Written request – Go through the data below. List every line that holds the word "music".

Records for this exercise –

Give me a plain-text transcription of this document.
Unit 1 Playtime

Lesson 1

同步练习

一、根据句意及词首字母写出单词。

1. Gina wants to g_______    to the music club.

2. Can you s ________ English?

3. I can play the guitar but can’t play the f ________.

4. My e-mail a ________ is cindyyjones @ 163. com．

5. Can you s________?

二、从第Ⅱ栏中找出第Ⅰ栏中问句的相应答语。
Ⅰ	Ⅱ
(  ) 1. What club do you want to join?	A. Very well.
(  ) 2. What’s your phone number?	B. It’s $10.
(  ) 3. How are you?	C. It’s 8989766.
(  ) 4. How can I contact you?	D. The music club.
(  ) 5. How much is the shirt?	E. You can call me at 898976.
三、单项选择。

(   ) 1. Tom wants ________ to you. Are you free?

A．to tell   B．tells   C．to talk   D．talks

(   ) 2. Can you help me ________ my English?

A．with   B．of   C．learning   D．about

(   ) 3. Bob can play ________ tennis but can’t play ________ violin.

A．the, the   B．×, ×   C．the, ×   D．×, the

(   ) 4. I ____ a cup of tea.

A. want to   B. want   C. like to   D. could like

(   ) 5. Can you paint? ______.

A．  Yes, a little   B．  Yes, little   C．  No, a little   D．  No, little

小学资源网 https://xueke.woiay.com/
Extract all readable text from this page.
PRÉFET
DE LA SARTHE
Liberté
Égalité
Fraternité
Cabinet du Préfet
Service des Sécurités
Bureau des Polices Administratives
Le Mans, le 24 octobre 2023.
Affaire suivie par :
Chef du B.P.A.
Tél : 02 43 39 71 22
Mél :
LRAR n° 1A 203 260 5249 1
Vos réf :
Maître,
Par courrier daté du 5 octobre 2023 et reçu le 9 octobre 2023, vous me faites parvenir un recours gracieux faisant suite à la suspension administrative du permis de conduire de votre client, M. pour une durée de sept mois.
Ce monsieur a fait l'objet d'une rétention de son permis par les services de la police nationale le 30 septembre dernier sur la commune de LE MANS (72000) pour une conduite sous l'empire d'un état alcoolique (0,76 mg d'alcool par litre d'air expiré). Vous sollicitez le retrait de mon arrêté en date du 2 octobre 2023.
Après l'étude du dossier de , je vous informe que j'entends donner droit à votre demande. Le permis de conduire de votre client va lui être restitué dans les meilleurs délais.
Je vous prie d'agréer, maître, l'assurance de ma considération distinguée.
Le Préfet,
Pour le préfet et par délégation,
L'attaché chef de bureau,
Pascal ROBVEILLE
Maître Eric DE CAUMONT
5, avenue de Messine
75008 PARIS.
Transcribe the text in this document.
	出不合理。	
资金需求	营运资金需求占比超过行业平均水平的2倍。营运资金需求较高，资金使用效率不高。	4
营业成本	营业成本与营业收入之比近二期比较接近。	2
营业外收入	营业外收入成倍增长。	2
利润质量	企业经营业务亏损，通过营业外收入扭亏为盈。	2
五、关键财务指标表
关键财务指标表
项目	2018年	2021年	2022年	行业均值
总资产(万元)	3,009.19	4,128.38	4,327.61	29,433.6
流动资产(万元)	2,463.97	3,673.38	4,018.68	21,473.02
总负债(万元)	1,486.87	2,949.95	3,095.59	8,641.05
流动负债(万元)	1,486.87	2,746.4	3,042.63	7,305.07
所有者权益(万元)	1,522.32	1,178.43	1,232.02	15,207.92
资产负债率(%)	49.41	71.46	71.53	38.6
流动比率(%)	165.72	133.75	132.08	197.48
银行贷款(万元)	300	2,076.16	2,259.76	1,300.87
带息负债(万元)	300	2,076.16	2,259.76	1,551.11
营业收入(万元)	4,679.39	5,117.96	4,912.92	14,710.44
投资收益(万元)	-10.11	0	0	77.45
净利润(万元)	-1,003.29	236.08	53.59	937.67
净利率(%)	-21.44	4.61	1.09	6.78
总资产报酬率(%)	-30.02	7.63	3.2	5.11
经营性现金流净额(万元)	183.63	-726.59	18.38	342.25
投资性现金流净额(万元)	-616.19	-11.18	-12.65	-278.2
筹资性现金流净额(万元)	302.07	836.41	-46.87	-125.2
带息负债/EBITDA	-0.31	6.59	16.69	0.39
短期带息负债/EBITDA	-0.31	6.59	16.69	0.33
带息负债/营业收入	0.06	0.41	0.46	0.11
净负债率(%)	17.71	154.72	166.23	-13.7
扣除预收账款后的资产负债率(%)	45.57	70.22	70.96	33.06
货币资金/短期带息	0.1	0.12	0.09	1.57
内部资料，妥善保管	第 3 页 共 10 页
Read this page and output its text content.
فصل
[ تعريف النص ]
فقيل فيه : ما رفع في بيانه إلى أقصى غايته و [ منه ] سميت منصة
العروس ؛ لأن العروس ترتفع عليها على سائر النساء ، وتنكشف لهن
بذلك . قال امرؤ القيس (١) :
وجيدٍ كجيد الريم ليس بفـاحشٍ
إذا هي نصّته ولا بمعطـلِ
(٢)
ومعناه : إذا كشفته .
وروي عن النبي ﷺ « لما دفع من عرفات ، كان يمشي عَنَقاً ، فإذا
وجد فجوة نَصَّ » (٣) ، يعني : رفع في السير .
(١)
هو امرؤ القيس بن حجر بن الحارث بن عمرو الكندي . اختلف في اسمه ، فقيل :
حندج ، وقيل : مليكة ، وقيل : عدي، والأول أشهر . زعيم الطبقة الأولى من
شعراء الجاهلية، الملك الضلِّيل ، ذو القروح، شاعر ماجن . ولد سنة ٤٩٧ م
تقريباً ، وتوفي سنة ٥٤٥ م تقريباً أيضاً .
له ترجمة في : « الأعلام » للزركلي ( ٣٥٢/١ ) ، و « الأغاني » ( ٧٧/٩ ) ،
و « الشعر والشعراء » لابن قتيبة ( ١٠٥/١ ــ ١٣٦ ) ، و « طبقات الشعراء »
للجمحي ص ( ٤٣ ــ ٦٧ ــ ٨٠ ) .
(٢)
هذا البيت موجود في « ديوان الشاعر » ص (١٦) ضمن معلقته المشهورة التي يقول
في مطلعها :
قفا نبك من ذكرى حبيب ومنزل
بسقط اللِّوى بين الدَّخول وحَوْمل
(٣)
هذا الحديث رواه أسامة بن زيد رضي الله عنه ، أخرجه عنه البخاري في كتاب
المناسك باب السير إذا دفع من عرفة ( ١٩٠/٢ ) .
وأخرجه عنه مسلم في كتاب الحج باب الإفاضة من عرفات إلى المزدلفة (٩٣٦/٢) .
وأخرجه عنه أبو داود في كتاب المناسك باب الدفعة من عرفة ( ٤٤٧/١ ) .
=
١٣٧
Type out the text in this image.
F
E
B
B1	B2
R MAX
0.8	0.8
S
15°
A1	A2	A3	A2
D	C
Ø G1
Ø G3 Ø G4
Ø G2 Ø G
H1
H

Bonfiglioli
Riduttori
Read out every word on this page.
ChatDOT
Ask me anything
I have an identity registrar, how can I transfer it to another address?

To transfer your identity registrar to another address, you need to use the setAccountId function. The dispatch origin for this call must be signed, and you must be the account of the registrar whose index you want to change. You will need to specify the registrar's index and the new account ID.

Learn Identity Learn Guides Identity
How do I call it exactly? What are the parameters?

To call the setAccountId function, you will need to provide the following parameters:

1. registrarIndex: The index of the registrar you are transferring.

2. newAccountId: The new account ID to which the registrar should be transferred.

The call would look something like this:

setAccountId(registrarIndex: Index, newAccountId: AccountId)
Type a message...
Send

Solution –
1. Gina wants to g_______    to the music club.
(  ) 4. How can I contact you?	D. The music club.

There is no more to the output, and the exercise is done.